Return every entry exactly as written.

-- BEGIN Items --

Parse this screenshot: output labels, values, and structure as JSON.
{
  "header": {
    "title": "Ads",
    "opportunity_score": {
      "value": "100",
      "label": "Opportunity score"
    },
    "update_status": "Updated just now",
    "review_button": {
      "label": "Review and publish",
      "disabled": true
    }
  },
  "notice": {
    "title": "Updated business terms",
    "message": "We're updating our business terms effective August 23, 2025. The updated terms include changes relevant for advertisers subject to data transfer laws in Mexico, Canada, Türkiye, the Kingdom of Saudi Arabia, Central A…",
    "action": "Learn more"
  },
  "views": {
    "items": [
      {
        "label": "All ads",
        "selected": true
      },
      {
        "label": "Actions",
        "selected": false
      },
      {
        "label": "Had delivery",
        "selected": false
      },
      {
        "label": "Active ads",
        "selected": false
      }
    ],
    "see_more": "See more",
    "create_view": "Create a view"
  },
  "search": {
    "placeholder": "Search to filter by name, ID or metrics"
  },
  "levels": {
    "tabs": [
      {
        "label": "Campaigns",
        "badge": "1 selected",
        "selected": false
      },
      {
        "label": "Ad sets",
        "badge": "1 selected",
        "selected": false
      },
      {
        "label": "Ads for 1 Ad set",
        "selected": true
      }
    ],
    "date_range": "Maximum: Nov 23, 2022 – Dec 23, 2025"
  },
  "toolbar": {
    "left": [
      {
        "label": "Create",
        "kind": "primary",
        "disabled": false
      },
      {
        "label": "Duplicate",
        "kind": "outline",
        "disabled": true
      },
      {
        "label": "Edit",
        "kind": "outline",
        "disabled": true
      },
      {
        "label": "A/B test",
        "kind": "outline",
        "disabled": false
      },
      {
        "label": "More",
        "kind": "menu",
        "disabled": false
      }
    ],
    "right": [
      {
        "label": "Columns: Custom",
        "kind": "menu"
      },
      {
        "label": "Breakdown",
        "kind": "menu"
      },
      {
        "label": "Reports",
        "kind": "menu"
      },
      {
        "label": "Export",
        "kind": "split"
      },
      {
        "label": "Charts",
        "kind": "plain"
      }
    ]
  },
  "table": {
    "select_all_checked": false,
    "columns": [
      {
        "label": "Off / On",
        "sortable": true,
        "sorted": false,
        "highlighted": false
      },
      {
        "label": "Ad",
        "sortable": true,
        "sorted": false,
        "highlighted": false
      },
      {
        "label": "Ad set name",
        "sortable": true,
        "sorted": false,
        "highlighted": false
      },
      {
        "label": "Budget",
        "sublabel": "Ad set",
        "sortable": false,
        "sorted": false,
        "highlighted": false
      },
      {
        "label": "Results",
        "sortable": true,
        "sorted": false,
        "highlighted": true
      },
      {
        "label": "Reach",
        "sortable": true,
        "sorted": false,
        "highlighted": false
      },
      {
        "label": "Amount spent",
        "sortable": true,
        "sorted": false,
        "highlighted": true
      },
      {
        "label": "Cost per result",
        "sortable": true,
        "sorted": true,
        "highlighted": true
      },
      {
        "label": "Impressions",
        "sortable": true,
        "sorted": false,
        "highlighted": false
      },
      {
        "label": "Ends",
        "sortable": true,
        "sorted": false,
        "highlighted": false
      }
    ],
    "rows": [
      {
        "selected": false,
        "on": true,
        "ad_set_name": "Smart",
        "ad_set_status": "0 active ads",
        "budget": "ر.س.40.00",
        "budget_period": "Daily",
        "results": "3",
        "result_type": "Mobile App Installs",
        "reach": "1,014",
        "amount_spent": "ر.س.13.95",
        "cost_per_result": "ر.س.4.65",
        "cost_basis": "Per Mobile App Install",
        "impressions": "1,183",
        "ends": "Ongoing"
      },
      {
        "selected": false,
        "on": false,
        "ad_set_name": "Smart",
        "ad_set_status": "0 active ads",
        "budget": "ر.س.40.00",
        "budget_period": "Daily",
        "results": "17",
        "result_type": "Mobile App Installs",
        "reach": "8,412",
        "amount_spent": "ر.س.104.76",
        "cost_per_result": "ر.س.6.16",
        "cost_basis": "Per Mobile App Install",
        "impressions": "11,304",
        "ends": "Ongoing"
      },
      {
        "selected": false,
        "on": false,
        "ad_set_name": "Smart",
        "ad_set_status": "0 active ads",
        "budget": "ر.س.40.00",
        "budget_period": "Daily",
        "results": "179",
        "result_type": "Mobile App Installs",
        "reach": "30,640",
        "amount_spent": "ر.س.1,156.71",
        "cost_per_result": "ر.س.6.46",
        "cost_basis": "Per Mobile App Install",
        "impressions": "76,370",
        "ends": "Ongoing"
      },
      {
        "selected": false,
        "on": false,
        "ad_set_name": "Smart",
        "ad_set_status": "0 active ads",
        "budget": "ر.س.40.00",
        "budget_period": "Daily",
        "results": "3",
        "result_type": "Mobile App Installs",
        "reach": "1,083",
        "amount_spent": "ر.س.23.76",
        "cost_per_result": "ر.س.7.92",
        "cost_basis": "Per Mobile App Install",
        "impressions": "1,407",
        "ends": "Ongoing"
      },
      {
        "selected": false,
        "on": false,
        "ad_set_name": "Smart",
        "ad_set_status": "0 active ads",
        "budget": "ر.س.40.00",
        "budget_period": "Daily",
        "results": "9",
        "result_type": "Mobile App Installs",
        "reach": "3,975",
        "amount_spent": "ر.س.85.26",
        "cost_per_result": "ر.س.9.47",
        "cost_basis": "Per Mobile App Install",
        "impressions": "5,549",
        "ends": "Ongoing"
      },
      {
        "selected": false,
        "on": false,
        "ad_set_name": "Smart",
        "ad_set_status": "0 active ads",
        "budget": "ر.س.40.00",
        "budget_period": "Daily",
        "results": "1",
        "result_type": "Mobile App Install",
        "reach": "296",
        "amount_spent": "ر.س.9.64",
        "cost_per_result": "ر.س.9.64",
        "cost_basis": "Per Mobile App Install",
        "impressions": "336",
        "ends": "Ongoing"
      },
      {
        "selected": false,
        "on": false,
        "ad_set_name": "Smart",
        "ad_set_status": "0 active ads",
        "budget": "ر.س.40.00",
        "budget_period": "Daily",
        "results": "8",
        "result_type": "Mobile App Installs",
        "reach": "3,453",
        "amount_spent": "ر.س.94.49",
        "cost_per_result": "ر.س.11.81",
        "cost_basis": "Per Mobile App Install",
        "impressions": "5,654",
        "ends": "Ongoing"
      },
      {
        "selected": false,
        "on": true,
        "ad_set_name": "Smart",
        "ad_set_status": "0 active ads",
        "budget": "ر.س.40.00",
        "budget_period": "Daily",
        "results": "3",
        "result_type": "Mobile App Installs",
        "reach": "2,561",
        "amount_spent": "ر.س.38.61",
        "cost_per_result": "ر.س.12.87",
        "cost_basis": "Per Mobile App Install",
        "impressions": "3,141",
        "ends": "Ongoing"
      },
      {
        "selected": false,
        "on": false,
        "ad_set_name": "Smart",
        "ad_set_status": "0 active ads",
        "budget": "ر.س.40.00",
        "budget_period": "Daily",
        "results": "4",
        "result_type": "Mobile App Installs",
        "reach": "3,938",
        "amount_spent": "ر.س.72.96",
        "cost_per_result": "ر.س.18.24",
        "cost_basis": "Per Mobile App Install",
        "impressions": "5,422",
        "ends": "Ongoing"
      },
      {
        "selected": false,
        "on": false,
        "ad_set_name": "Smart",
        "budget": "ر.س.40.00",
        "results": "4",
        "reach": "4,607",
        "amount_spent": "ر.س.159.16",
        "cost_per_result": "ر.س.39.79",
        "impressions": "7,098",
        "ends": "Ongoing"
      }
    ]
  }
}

-- END Items --

## Exercise answer
Parse this screenshot: output labels, values, and structure as JSON.
{
  "header": {
    "title": "Ads",
    "opportunity_score": {
      "value": "100",
      "label": "Opportunity score"
    },
    "update_status": "Updated just now",
    "review_button": {
      "label": "Review and publish",
      "disabled": true
    }
  },
  "notice": {
    "title": "Updated business terms",
    "message": "We're updating our business terms effective August 23, 2025. The updated terms include changes relevant for advertisers subject to data transfer laws in Mexico, Canada, Türkiye, the Kingdom of Saudi Arabia, Central A…",
    "action": "Learn more"
  },
  "views": {
    "items": [
      {
        "label": "All ads",
        "selected": true
      },
      {
        "label": "Actions",
        "selected": false
      },
      {
        "label": "Had delivery",
        "selected": false
      },
      {
        "label": "Active ads",
        "selected": false
      }
    ],
    "see_more": "See more",
    "create_view": "Create a view"
  },
  "search": {
    "placeholder": "Search to filter by name, ID or metrics"
  },
  "levels": {
    "tabs": [
      {
        "label": "Campaigns",
        "badge": "1 selected",
        "selected": false
      },
      {
        "label": "Ad sets",
        "badge": "1 selected",
        "selected": false
      },
      {
        "label": "Ads for 1 Ad set",
        "selected": true
      }
    ],
    "date_range": "Maximum: Nov 23, 2022 – Dec 23, 2025"
  },
  "toolbar": {
    "left": [
      {
        "label": "Create",
        "kind": "primary",
        "disabled": false
      },
      {
        "label": "Duplicate",
        "kind": "outline",
        "disabled": true
      },
      {
        "label": "Edit",
        "kind": "outline",
        "disabled": true
      },
      {
        "label": "A/B test",
        "kind": "outline",
        "disabled": false
      },
      {
        "label": "More",
        "kind": "menu",
        "disabled": false
      }
    ],
    "right": [
      {
        "label": "Columns: Custom",
        "kind": "menu"
      },
      {
        "label": "Breakdown",
        "kind": "menu"
      },
      {
        "label": "Reports",
        "kind": "menu"
      },
      {
        "label": "Export",
        "kind": "split"
      },
      {
        "label": "Charts",
        "kind": "plain"
      }
    ]
  },
  "table": {
    "select_all_checked": false,
    "columns": [
      {
        "label": "Off / On",
        "sortable": true,
        "sorted": false,
        "highlighted": false
      },
      {
        "label": "Ad",
        "sortable": true,
        "sorted": false,
        "highlighted": false
      },
      {
        "label": "Ad set name",
        "sortable": true,
        "sorted": false,
        "highlighted": false
      },
      {
        "label": "Budget",
        "sublabel": "Ad set",
        "sortable": false,
        "sorted": false,
        "highlighted": false
      },
      {
        "label": "Results",
        "sortable": true,
        "sorted": false,
        "highlighted": true
      },
      {
        "label": "Reach",
        "sortable": true,
        "sorted": false,
        "highlighted": false
      },
      {
        "label": "Amount spent",
        "sortable": true,
        "sorted": false,
        "highlighted": true
      },
      {
        "label": "Cost per result",
        "sortable": true,
        "sorted": true,
        "highlighted": true
      },
      {
        "label": "Impressions",
        "sortable": true,
        "sorted": false,
        "highlighted": false
      },
      {
        "label": "Ends",
        "sortable": true,
        "sorted": false,
        "highlighted": false
      }
    ],
    "rows": [
      {
        "selected": false,
        "on": true,
        "ad_set_name": "Smart",
        "ad_set_status": "0 active ads",
        "budget": "ر.س.40.00",
        "budget_period": "Daily",
        "results": "3",
        "result_type": "Mobile App Installs",
        "reach": "1,014",
        "amount_spent": "ر.س.13.95",
        "cost_per_result": "ر.س.4.65",
        "cost_basis": "Per Mobile App Install",
        "impressions": "1,183",
        "ends": "Ongoing"
      },
      {
        "selected": false,
        "on": false,
        "ad_set_name": "Smart",
        "ad_set_status": "0 active ads",
        "budget": "ر.س.40.00",
        "budget_period": "Daily",
        "results": "17",
        "result_type": "Mobile App Installs",
        "reach": "8,412",
        "amount_spent": "ر.س.104.76",
        "cost_per_result": "ر.س.6.16",
        "cost_basis": "Per Mobile App Install",
        "impressions": "11,304",
        "ends": "Ongoing"
      },
      {
        "selected": false,
        "on": false,
        "ad_set_name": "Smart",
        "ad_set_status": "0 active ads",
        "budget": "ر.س.40.00",
        "budget_period": "Daily",
        "results": "179",
        "result_type": "Mobile App Installs",
        "reach": "30,640",
        "amount_spent": "ر.س.1,156.71",
        "cost_per_result": "ر.س.6.46",
        "cost_basis": "Per Mobile App Install",
        "impressions": "76,370",
        "ends": "Ongoing"
      },
      {
        "selected": false,
        "on": false,
        "ad_set_name": "Smart",
        "ad_set_status": "0 active ads",
        "budget": "ر.س.40.00",
        "budget_period": "Daily",
        "results": "3",
        "result_type": "Mobile App Installs",
        "reach": "1,083",
        "amount_spent": "ر.س.23.76",
        "cost_per_result": "ر.س.7.92",
        "cost_basis": "Per Mobile App Install",
        "impressions": "1,407",
        "ends": "Ongoing"
      },
      {
        "selected": false,
        "on": false,
        "ad_set_name": "Smart",
        "ad_set_status": "0 active ads",
        "budget": "ر.س.40.00",
        "budget_period": "Daily",
        "results": "9",
        "result_type": "Mobile App Installs",
        "reach": "3,975",
        "amount_spent": "ر.س.85.26",
        "cost_per_result": "ر.س.9.47",
        "cost_basis": "Per Mobile App Install",
        "impressions": "5,549",
        "ends": "Ongoing"
      },
      {
        "selected": false,
        "on": false,
        "ad_set_name": "Smart",
        "ad_set_status": "0 active ads",
        "budget": "ر.س.40.00",
        "budget_period": "Daily",
        "results": "1",
        "result_type": "Mobile App Install",
        "reach": "296",
        "amount_spent": "ر.س.9.64",
        "cost_per_result": "ر.س.9.64",
        "cost_basis": "Per Mobile App Install",
        "impressions": "336",
        "ends": "Ongoing"
      },
      {
        "selected": false,
        "on": false,
        "ad_set_name": "Smart",
        "ad_set_status": "0 active ads",
        "budget": "ر.س.40.00",
        "budget_period": "Daily",
        "results": "8",
        "result_type": "Mobile App Installs",
        "reach": "3,453",
        "amount_spent": "ر.س.94.49",
        "cost_per_result": "ر.س.11.81",
        "cost_basis": "Per Mobile App Install",
        "impressions": "5,654",
        "ends": "Ongoing"
      },
      {
        "selected": false,
        "on": true,
        "ad_set_name": "Smart",
        "ad_set_status": "0 active ads",
        "budget": "ر.س.40.00",
        "budget_period": "Daily",
        "results": "3",
        "result_type": "Mobile App Installs",
        "reach": "2,561",
        "amount_spent": "ر.س.38.61",
        "cost_per_result": "ر.س.12.87",
        "cost_basis": "Per Mobile App Install",
        "impressions": "3,141",
        "ends": "Ongoing"
      },
      {
        "selected": false,
        "on": false,
        "ad_set_name": "Smart",
        "ad_set_status": "0 active ads",
        "budget": "ر.س.40.00",
        "budget_period": "Daily",
        "results": "4",
        "result_type": "Mobile App Installs",
        "reach": "3,938",
        "amount_spent": "ر.س.72.96",
        "cost_per_result": "ر.س.18.24",
        "cost_basis": "Per Mobile App Install",
        "impressions": "5,422",
        "ends": "Ongoing"
      },
      {
        "selected": false,
        "on": false,
        "ad_set_name": "Smart",
        "budget": "ر.س.40.00",
        "results": "4",
        "reach": "4,607",
        "amount_spent": "ر.س.159.16",
        "cost_per_result": "ر.س.39.79",
        "impressions": "7,098",
        "ends": "Ongoing"
      }
    ]
  }
}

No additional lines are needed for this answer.